* [TASK BRIEF] Where a line in the listing below contains the word "Integrated", copy that line.

>> start

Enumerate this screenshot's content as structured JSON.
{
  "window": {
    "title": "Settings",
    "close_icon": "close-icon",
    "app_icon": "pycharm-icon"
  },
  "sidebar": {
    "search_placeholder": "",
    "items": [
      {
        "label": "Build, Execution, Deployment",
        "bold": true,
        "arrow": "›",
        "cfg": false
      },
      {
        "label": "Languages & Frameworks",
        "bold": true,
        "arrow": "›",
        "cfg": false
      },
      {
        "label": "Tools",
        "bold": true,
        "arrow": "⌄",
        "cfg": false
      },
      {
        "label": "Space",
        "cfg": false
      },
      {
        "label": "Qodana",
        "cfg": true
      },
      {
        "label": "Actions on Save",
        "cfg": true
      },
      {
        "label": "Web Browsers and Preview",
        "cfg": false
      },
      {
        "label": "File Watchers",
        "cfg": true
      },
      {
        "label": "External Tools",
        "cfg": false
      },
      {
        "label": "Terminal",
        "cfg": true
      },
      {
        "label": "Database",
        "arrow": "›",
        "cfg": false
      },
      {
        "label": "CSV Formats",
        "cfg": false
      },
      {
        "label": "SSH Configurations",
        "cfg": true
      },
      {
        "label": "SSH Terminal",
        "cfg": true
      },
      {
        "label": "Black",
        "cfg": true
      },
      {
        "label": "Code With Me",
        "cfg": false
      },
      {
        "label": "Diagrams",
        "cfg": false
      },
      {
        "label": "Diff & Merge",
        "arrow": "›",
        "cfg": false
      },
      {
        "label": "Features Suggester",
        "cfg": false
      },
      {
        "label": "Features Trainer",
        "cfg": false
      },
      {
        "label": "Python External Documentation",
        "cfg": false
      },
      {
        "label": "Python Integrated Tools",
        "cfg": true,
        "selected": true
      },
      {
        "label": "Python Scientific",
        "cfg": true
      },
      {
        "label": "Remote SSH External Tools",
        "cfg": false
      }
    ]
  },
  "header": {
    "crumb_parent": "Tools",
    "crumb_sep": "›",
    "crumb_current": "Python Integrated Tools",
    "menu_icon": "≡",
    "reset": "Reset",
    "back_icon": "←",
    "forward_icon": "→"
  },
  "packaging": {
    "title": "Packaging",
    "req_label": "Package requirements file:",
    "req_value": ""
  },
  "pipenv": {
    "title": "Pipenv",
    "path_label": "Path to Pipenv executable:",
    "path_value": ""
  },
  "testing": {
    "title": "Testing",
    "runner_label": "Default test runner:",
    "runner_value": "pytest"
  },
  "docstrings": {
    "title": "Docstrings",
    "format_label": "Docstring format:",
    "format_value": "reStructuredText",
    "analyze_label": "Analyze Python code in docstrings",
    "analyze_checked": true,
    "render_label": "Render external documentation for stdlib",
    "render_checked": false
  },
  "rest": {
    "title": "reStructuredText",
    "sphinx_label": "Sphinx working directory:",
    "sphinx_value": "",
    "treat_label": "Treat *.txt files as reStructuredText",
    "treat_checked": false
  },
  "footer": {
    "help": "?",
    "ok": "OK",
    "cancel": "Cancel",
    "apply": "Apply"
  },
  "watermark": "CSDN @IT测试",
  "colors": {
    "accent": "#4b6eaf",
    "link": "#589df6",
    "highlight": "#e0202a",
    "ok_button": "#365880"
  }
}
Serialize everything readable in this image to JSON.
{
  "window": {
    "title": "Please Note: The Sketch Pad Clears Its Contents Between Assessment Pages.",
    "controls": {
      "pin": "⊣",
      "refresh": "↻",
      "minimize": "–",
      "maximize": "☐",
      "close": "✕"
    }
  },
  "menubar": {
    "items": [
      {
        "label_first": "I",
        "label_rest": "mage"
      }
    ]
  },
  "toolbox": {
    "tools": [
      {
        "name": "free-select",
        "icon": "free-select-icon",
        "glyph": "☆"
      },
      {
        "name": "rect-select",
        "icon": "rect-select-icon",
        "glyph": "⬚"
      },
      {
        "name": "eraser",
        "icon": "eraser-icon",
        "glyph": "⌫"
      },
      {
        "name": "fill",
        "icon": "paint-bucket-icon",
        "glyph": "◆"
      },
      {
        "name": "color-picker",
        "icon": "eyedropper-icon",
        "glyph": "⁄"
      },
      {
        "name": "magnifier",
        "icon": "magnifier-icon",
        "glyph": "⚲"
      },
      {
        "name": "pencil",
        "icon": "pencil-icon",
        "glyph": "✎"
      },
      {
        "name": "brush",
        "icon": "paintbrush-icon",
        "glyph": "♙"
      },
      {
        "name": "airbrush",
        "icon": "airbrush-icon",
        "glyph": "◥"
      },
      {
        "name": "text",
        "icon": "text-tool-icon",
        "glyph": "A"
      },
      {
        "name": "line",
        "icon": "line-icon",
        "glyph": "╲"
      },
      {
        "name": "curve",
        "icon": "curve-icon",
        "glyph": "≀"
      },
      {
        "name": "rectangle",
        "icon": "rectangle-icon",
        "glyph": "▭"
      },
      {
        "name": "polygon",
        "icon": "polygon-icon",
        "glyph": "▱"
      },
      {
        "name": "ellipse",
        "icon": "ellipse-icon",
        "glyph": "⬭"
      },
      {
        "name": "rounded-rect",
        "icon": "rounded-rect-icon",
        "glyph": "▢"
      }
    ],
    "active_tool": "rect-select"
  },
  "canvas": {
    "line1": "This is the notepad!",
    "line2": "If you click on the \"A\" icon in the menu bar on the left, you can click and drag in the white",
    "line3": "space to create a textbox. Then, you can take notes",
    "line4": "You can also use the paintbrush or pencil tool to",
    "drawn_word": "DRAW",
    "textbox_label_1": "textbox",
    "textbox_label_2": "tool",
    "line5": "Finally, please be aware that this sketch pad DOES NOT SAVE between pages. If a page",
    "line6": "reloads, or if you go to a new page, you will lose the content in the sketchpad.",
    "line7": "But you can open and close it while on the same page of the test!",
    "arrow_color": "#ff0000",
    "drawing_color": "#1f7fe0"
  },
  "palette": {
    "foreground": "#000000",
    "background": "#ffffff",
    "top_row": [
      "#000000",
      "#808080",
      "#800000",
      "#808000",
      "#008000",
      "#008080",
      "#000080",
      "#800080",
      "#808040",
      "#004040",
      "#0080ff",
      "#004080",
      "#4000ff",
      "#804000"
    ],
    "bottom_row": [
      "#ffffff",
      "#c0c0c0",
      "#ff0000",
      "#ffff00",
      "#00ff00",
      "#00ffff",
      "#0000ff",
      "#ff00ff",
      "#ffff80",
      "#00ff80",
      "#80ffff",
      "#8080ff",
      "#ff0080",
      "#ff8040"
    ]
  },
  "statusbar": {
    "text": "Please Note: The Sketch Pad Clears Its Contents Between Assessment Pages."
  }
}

>> end

* [SOLVED EXERCISE]
        "label": "Python Integrated Tools",
    "crumb_current": "Python Integrated Tools",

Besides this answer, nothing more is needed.